** START **
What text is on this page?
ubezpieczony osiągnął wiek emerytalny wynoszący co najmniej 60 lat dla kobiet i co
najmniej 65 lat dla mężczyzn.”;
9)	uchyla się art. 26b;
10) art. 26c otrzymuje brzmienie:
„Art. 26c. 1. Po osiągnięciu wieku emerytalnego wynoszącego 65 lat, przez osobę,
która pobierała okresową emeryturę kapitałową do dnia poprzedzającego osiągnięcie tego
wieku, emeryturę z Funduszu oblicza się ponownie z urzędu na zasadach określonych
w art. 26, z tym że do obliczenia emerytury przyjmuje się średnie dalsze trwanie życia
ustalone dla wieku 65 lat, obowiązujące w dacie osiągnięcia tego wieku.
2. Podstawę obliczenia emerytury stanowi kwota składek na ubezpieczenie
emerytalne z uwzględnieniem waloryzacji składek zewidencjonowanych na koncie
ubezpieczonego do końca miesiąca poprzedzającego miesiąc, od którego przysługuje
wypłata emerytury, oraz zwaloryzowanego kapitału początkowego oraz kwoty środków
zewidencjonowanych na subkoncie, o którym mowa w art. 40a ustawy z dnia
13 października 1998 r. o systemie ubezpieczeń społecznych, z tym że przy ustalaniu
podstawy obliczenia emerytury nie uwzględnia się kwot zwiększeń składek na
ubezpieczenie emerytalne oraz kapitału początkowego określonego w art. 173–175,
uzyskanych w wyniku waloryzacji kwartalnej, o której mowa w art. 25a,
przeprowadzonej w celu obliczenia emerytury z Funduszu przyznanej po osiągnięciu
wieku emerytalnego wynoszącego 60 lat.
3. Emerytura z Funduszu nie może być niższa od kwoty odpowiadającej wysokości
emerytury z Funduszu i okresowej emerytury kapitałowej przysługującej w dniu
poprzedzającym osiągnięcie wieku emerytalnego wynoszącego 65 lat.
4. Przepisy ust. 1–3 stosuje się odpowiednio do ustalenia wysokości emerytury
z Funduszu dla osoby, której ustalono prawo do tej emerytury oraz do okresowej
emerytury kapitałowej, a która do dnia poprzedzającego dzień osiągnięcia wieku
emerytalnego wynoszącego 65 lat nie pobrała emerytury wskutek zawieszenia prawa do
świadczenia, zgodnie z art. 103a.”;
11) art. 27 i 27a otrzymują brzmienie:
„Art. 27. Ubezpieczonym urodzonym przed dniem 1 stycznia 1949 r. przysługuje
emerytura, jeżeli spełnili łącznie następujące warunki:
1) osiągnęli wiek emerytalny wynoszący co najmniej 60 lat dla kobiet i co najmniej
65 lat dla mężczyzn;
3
** END **
Output every record above exactly as it appears.

● COMPLETED TASK
What text is on this page?
ubezpieczony osiągnął wiek emerytalny wynoszący co najmniej 60 lat dla kobiet i co
najmniej 65 lat dla mężczyzn.”;
9)	uchyla się art. 26b;
10) art. 26c otrzymuje brzmienie:
„Art. 26c. 1. Po osiągnięciu wieku emerytalnego wynoszącego 65 lat, przez osobę,
która pobierała okresową emeryturę kapitałową do dnia poprzedzającego osiągnięcie tego
wieku, emeryturę z Funduszu oblicza się ponownie z urzędu na zasadach określonych
w art. 26, z tym że do obliczenia emerytury przyjmuje się średnie dalsze trwanie życia
ustalone dla wieku 65 lat, obowiązujące w dacie osiągnięcia tego wieku.
2. Podstawę obliczenia emerytury stanowi kwota składek na ubezpieczenie
emerytalne z uwzględnieniem waloryzacji składek zewidencjonowanych na koncie
ubezpieczonego do końca miesiąca poprzedzającego miesiąc, od którego przysługuje
wypłata emerytury, oraz zwaloryzowanego kapitału początkowego oraz kwoty środków
zewidencjonowanych na subkoncie, o którym mowa w art. 40a ustawy z dnia
13 października 1998 r. o systemie ubezpieczeń społecznych, z tym że przy ustalaniu
podstawy obliczenia emerytury nie uwzględnia się kwot zwiększeń składek na
ubezpieczenie emerytalne oraz kapitału początkowego określonego w art. 173–175,
uzyskanych w wyniku waloryzacji kwartalnej, o której mowa w art. 25a,
przeprowadzonej w celu obliczenia emerytury z Funduszu przyznanej po osiągnięciu
wieku emerytalnego wynoszącego 60 lat.
3. Emerytura z Funduszu nie może być niższa od kwoty odpowiadającej wysokości
emerytury z Funduszu i okresowej emerytury kapitałowej przysługującej w dniu
poprzedzającym osiągnięcie wieku emerytalnego wynoszącego 65 lat.
4. Przepisy ust. 1–3 stosuje się odpowiednio do ustalenia wysokości emerytury
z Funduszu dla osoby, której ustalono prawo do tej emerytury oraz do okresowej
emerytury kapitałowej, a która do dnia poprzedzającego dzień osiągnięcia wieku
emerytalnego wynoszącego 65 lat nie pobrała emerytury wskutek zawieszenia prawa do
świadczenia, zgodnie z art. 103a.”;
11) art. 27 i 27a otrzymują brzmienie:
„Art. 27. Ubezpieczonym urodzonym przed dniem 1 stycznia 1949 r. przysługuje
emerytura, jeżeli spełnili łącznie następujące warunki:
1) osiągnęli wiek emerytalny wynoszący co najmniej 60 lat dla kobiet i co najmniej
65 lat dla mężczyzn;
3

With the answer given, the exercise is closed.